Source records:

____

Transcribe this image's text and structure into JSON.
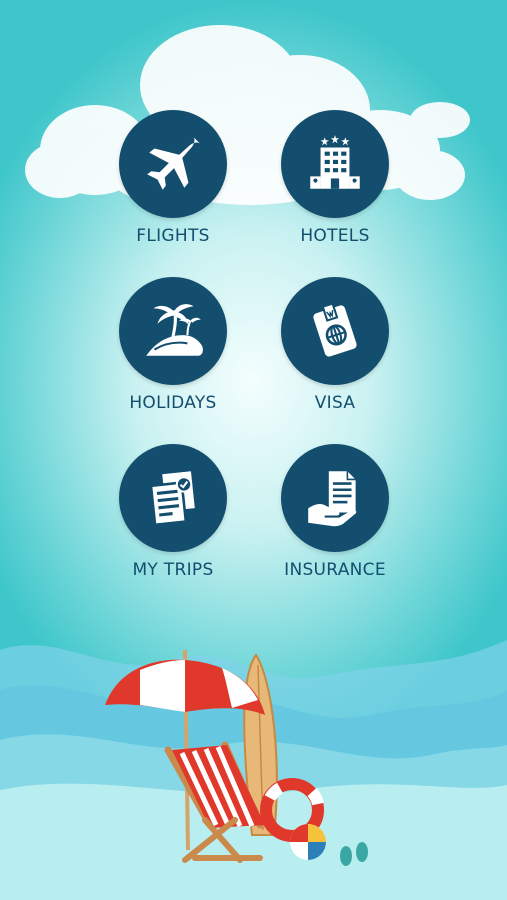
{
  "colors": {
    "accent": "#134e6f",
    "background_edge": "#3ec6ca",
    "background_center": "#f4fefe"
  },
  "menu": [
    {
      "label": "FLIGHTS",
      "icon": "airplane-icon"
    },
    {
      "label": "HOTELS",
      "icon": "hotel-building-icon"
    },
    {
      "label": "HOLIDAYS",
      "icon": "palm-island-icon"
    },
    {
      "label": "VISA",
      "icon": "passport-icon"
    },
    {
      "label": "MY TRIPS",
      "icon": "documents-check-icon"
    },
    {
      "label": "INSURANCE",
      "icon": "hand-document-icon"
    }
  ]
}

____

PROBLEM STATEMENT: Identify all lines where the word "icon" shows up. Copy them.

RESULT OF THIS TASK:
      "icon": "airplane-icon"
      "icon": "hotel-building-icon"
      "icon": "palm-island-icon"
      "icon": "passport-icon"
      "icon": "documents-check-icon"
      "icon": "hand-document-icon"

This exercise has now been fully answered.